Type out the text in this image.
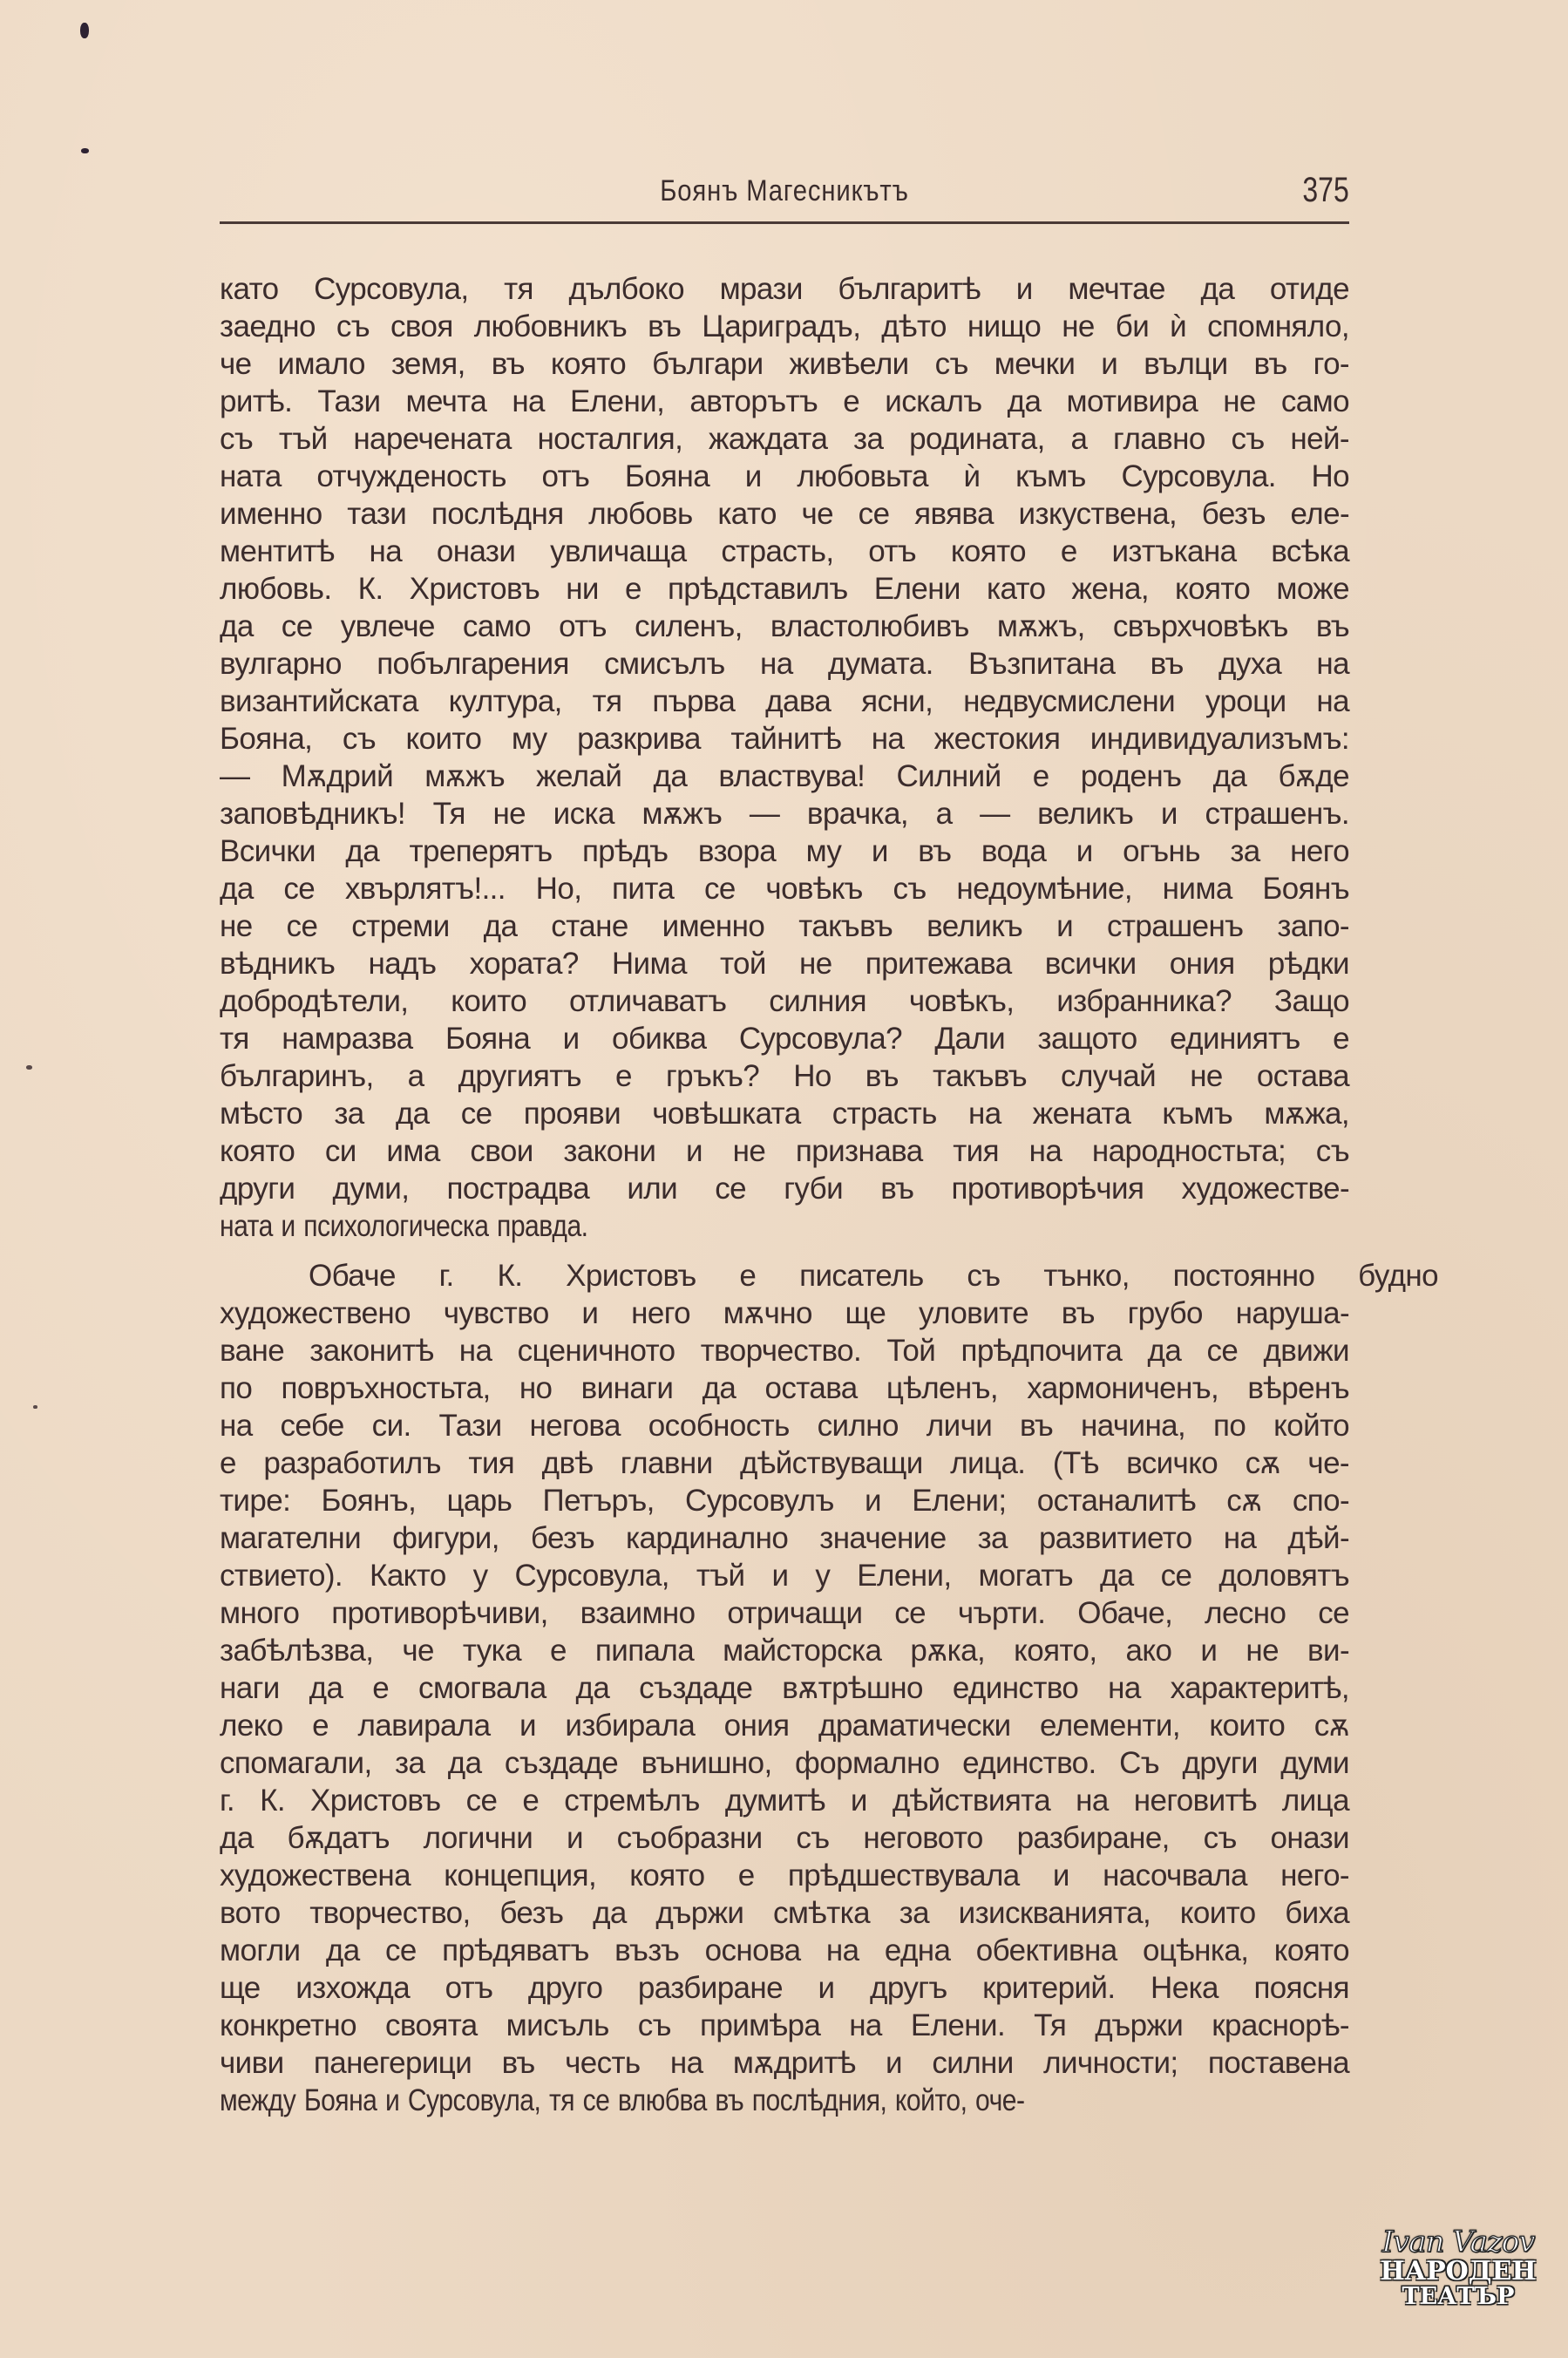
Боянъ Магесникътъ	375
като Сурсовула, тя дълбоко мрази българитѣ и мечтае да отиде
заедно съ своя любовникъ въ Цариградъ, дѣто нищо не би ѝ спомняло,
че имало земя, въ която българи живѣели съ мечки и вълци въ го-
ритѣ. Тази мечта на Елени, авторътъ е искалъ да мотивира не само
съ тъй наречената носталгия, жаждата за родината, а главно съ ней-
ната отчужденость отъ Бояна и любовьта ѝ къмъ Сурсовула. Но
именно тази послѣдня любовь като че се явява изкуствена, безъ еле-
ментитѣ на онази увличаща страсть, отъ която е изтъкана всѣка
любовь. К. Христовъ ни е прѣдставилъ Елени като жена, която може
да се увлече само отъ силенъ, властолюбивъ мѫжъ, свърхчовѣкъ въ
вулгарно побългарения смисълъ на думата. Възпитана въ духа на
византийската култура, тя първа дава ясни, недвусмислени уроци на
Бояна, съ които му разкрива тайнитѣ на жестокия индивидуализъмъ:
— Мѫдрий мѫжъ желай да властвува! Силний е роденъ да бѫде
заповѣдникъ! Тя не иска мѫжъ — врачка, а — великъ и страшенъ.
Всички да треперятъ прѣдъ взора му и въ вода и огънь за него
да се хвърлятъ!... Но, пита се човѣкъ съ недоумѣние, нима Боянъ
не се стреми да стане именно такъвъ великъ и страшенъ запо-
вѣдникъ надъ хората? Нима той не притежава всички ония рѣдки
добродѣтели, които отличаватъ силния човѣкъ, избранника? Защо
тя намразва Бояна и обиква Сурсовула? Дали защото единиятъ е
българинъ, а другиятъ е гръкъ? Но въ такъвъ случай не остава
мѣсто за да се прояви човѣшката страсть на жената къмъ мѫжа,
която си има свои закони и не признава тия на народностьта; съ
други думи, пострадва или се губи въ противорѣчия художестве-
ната и психологическа правда.
Обаче г. К. Христовъ е писатель съ тънко, постоянно будно
художествено чувство и него мѫчно ще уловите въ грубо наруша-
ване законитѣ на сценичното творчество. Той прѣдпочита да се движи
по повръхностьта, но винаги да остава цѣленъ, хармониченъ, вѣренъ
на себе си. Тази негова особность силно личи въ начина, по който
е разработилъ тия двѣ главни дѣйствуващи лица. (Тѣ всичко сѫ че-
тире: Боянъ, царь Петъръ, Сурсовулъ и Елени; останалитѣ сѫ спо-
магателни фигури, безъ кардинално значение за развитието на дѣй-
ствието). Както у Сурсовула, тъй и у Елени, могатъ да се доловятъ
много противорѣчиви, взаимно отричащи се чърти. Обаче, лесно се
забѣлѣзва, че тука е пипала майсторска рѫка, която, ако и не ви-
наги да е смогвала да създаде вѫтрѣшно единство на характеритѣ,
леко е лавирала и избирала ония драматически елементи, които сѫ
спомагали, за да създаде вънишно, формално единство. Съ други думи
г. К. Христовъ се е стремѣлъ думитѣ и дѣйствията на неговитѣ лица
да бѫдатъ логични и съобразни съ неговото разбиране, съ онази
художествена концепция, която е прѣдшествувала и насочвала него-
вото творчество, безъ да държи смѣтка за изискванията, които биха
могли да се прѣдяватъ възъ основа на една обективна оцѣнка, която
ще изхожда отъ друго разбиране и другъ критерий. Нека поясня
конкретно своята мисъль съ примѣра на Елени. Тя държи краснорѣ-
чиви панегерици въ честь на мѫдритѣ и силни личности; поставена
между Бояна и Сурсовула, тя се влюбва въ послѣдния, който, оче-
Ivan Vazov
НАРОДЕН
ТЕАТЪР
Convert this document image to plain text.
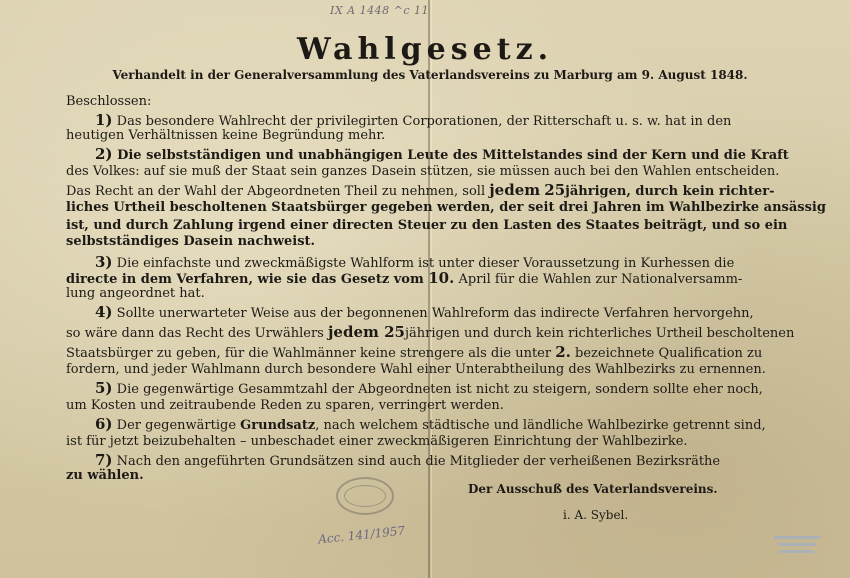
IX A 1448 ^c 11
Wahlgesetz.
Verhandelt in der Generalversammlung des Vaterlandsvereins zu Marburg am 9. August 1848.
Beschlossen:
1) Das besondere Wahlrecht der privilegirten Corporationen, der Ritterschaft u. s. w. hat in den
heutigen Verhältnissen keine Begründung mehr.
2) Die selbstständigen und unabhängigen Leute des Mittelstandes sind der Kern und die Kraft
des Volkes: auf sie muß der Staat sein ganzes Dasein stützen, sie müssen auch bei den Wahlen entscheiden.
Das Recht an der Wahl der Abgeordneten Theil zu nehmen, soll jedem 25jährigen, durch kein richter-
liches Urtheil bescholtenen Staatsbürger gegeben werden, der seit drei Jahren im Wahlbezirke ansässig
ist, und durch Zahlung irgend einer directen Steuer zu den Lasten des Staates beiträgt, und so ein
selbstständiges Dasein nachweist.
3) Die einfachste und zweckmäßigste Wahlform ist unter dieser Voraussetzung in Kurhessen die
directe in dem Verfahren, wie sie das Gesetz vom 10. April für die Wahlen zur Nationalversamm-
lung angeordnet hat.
4) Sollte unerwarteter Weise aus der begonnenen Wahlreform das indirecte Verfahren hervorgehn,
so wäre dann das Recht des Urwählers jedem 25jährigen und durch kein richterliches Urtheil bescholtenen
Staatsbürger zu geben, für die Wahlmänner keine strengere als die unter 2. bezeichnete Qualification zu
fordern, und jeder Wahlmann durch besondere Wahl einer Unterabtheilung des Wahlbezirks zu ernennen.
5) Die gegenwärtige Gesammtzahl der Abgeordneten ist nicht zu steigern, sondern sollte eher noch,
um Kosten und zeitraubende Reden zu sparen, verringert werden.
6) Der gegenwärtige Grundsatz, nach welchem städtische und ländliche Wahlbezirke getrennt sind,
ist für jetzt beizubehalten – unbeschadet einer zweckmäßigeren Einrichtung der Wahlbezirke.
7) Nach den angeführten Grundsätzen sind auch die Mitglieder der verheißenen Bezirksräthe
zu wählen.
Der Ausschuß des Vaterlandsvereins.
i. A. Sybel.
Acc. 141/1957
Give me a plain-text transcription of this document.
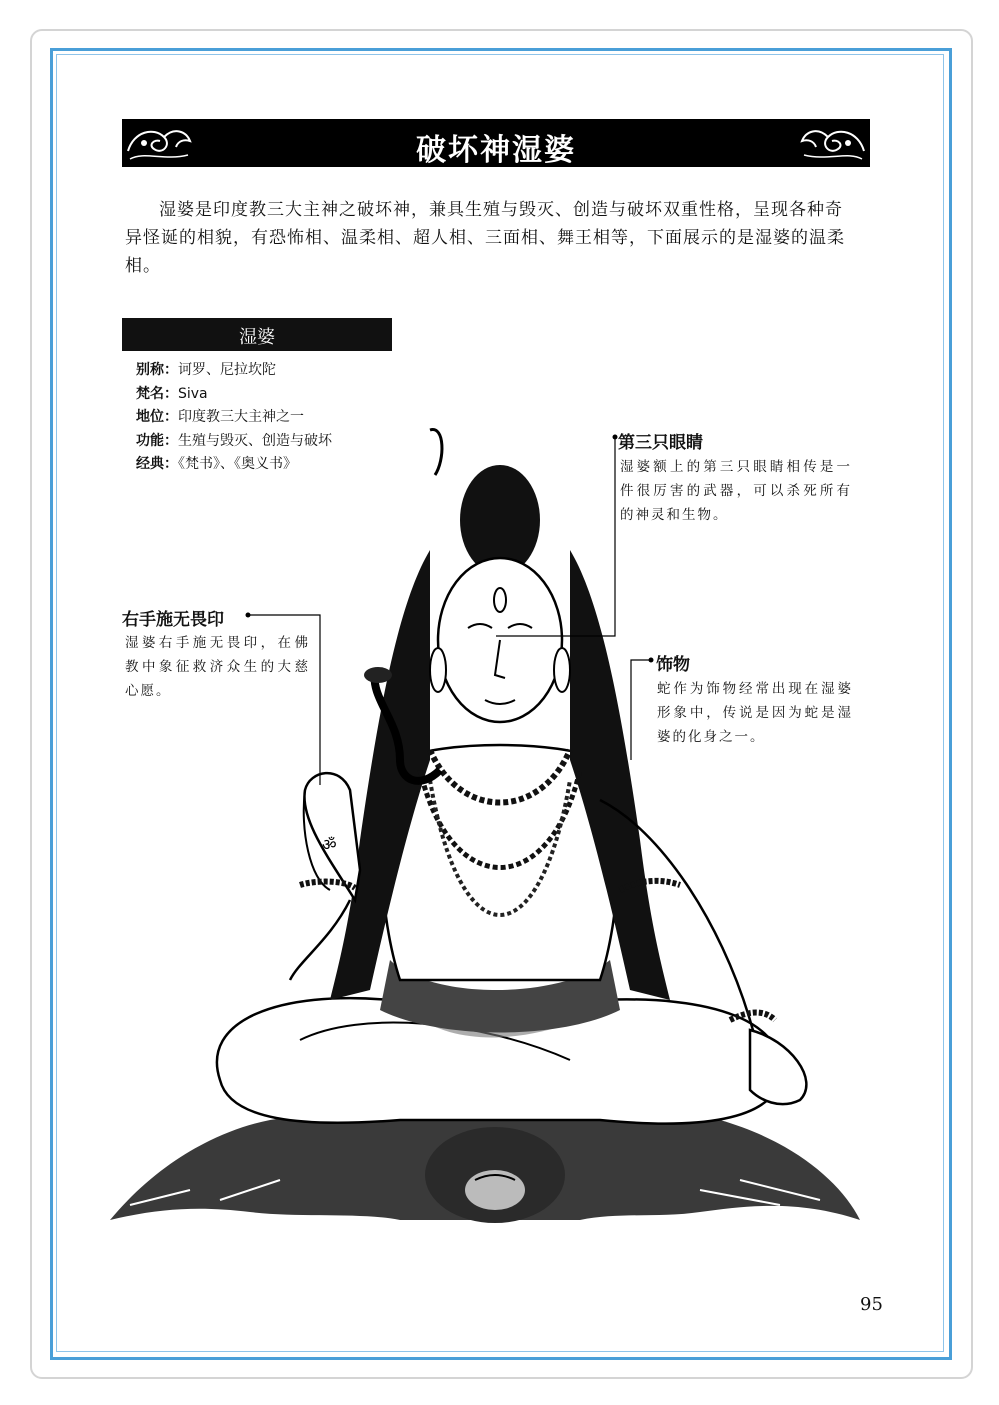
破坏神湿婆
湿婆是印度教三大主神之破坏神，兼具生殖与毁灭、创造与破坏双重性格，呈现各种奇异怪诞的相貌，有恐怖相、温柔相、超人相、三面相、舞王相等，下面展示的是湿婆的温柔相。
湿婆
别称：诃罗、尼拉坎陀
梵名：Siva
地位：印度教三大主神之一
功能：生殖与毁灭、创造与破坏
经典：《梵书》、《奥义书》
ॐ
第三只眼睛
湿婆额上的第三只眼睛相传是一件很厉害的武器，可以杀死所有的神灵和生物。
右手施无畏印
湿婆右手施无畏印，在佛教中象征救济众生的大慈心愿。
饰物
蛇作为饰物经常出现在湿婆形象中，传说是因为蛇是湿婆的化身之一。
95
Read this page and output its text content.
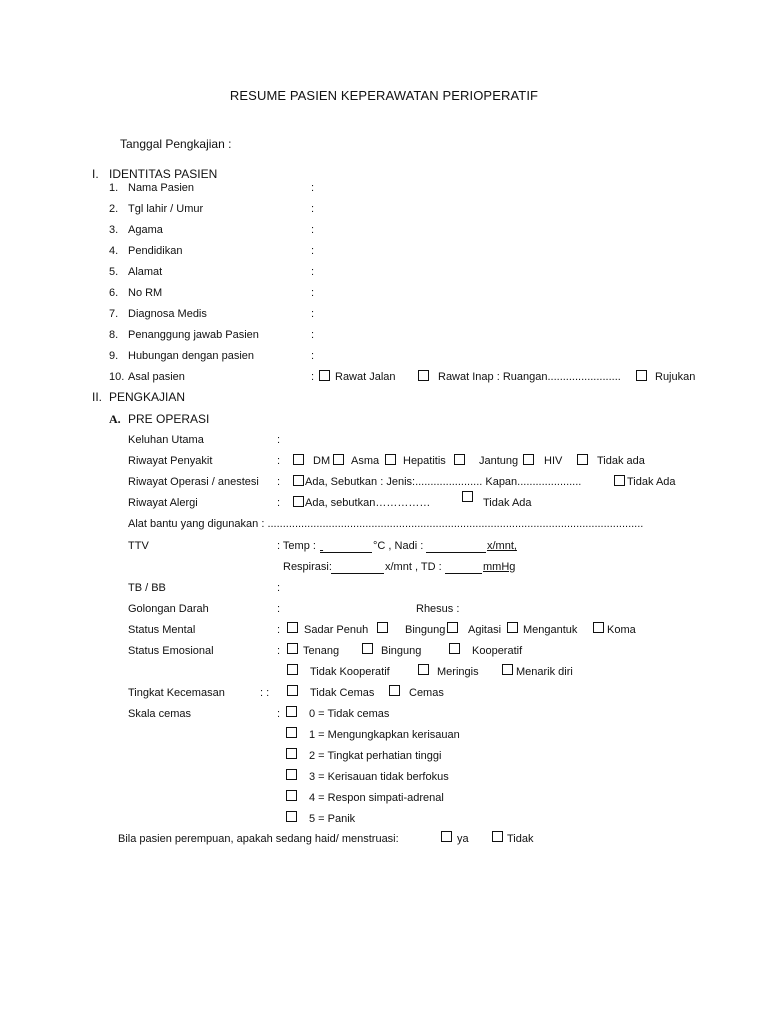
RESUME PASIEN KEPERAWATAN PERIOPERATIF
Tanggal Pengkajian :
I. IDENTITAS PASIEN
1. Nama Pasien	:
2. Tgl lahir / Umur	:
3. Agama	:
4. Pendidikan	:
5. Alamat	:
6. No RM	:
7. Diagnosa Medis	:
8. Penanggung jawab Pasien	:
9. Hubungan dengan pasien	:
10. Asal pasien	: Rawat Jalan	Rawat Inap : Ruangan........................	Rujukan
II. PENGKAJIAN
A. PRE OPERASI
Keluhan Utama	:
Riwayat Penyakit	:	DM Asma Hepatitis	Jantung HIV	Tidak ada
Riwayat Operasi / anestesi : Ada, Sebutkan : Jenis:...................... Kapan.....................	Tidak Ada
Riwayat Alergi	: Ada, sebutkan……………	Tidak Ada
Alat bantu yang digunakan : ...........................................................................................................................
TTV	: Temp :
	°C , Nadi :	x/mnt,
Respirasi:	x/mnt , TD :	mmHg
TB / BB	:
Golongan Darah	:	Rhesus :
Status Mental	: Sadar Penuh	Bingung Agitasi Mengantuk	Koma
Status Emosional	: Tenang	Bingung	Kooperatif
Tidak Kooperatif	Meringis	Menarik diri
Tingkat Kecemasan	: :	Tidak Cemas	Cemas
Skala cemas	:	0 = Tidak cemas
1 = Mengungkapkan kerisauan
2 = Tingkat perhatian tinggi
3 = Kerisauan tidak berfokus
4 = Respon simpati-adrenal
5 = Panik
Bila pasien perempuan, apakah sedang haid/ menstruasi:	ya	Tidak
────
Written problem. Tally the lines above containing "Обаче". Answer with the count only.

Task solution. 2